REQUIREMENT →
Give a verbatim copy of the lines below, minus the pictures.

Dataset excerpts:
- - - - - - -

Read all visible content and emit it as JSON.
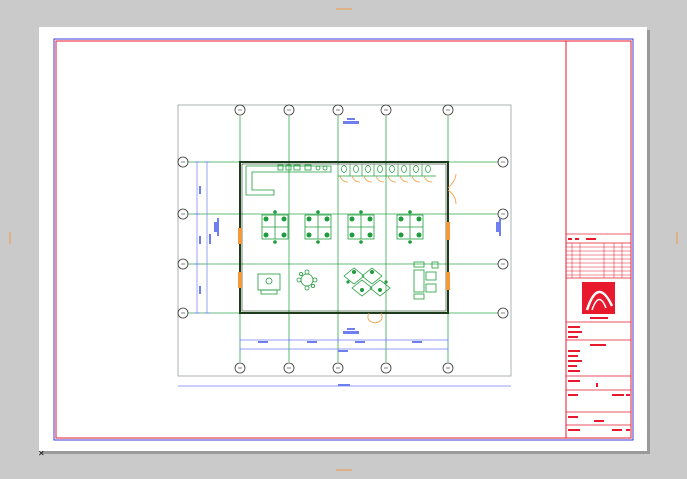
{
  "viewport": {
    "name": "layout-sheet-view"
  },
  "colors": {
    "workspace": "#c9cac9",
    "paper": "#ffffff",
    "border_red": "#e8192c",
    "border_blue": "#3b3bd8",
    "grid_green": "#2fa84f",
    "wall_dark": "#1d3b1d",
    "furniture_green": "#1e9b3c",
    "dim_blue": "#6f7ff0",
    "door_orange": "#f39a3a",
    "titleblock_red": "#e8192c"
  },
  "grid": {
    "column_labels": [
      "①",
      "②",
      "③",
      "④",
      "⑤"
    ],
    "row_labels": [
      "Ⓐ",
      "Ⓑ",
      "Ⓒ",
      "Ⓓ"
    ]
  },
  "titleblock": {
    "logo_icon": "logo-arc-icon"
  }
}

- - - - - - -

SOLUTION TO THE EXERCISE →
Read all visible content and emit it as JSON.
{
  "viewport": {
    "name": "layout-sheet-view"
  },
  "colors": {
    "workspace": "#c9cac9",
    "paper": "#ffffff",
    "border_red": "#e8192c",
    "border_blue": "#3b3bd8",
    "grid_green": "#2fa84f",
    "wall_dark": "#1d3b1d",
    "furniture_green": "#1e9b3c",
    "dim_blue": "#6f7ff0",
    "door_orange": "#f39a3a",
    "titleblock_red": "#e8192c"
  },
  "grid": {
    "column_labels": [
      "①",
      "②",
      "③",
      "④",
      "⑤"
    ],
    "row_labels": [
      "Ⓐ",
      "Ⓑ",
      "Ⓒ",
      "Ⓓ"
    ]
  },
  "titleblock": {
    "logo_icon": "logo-arc-icon"
  }
}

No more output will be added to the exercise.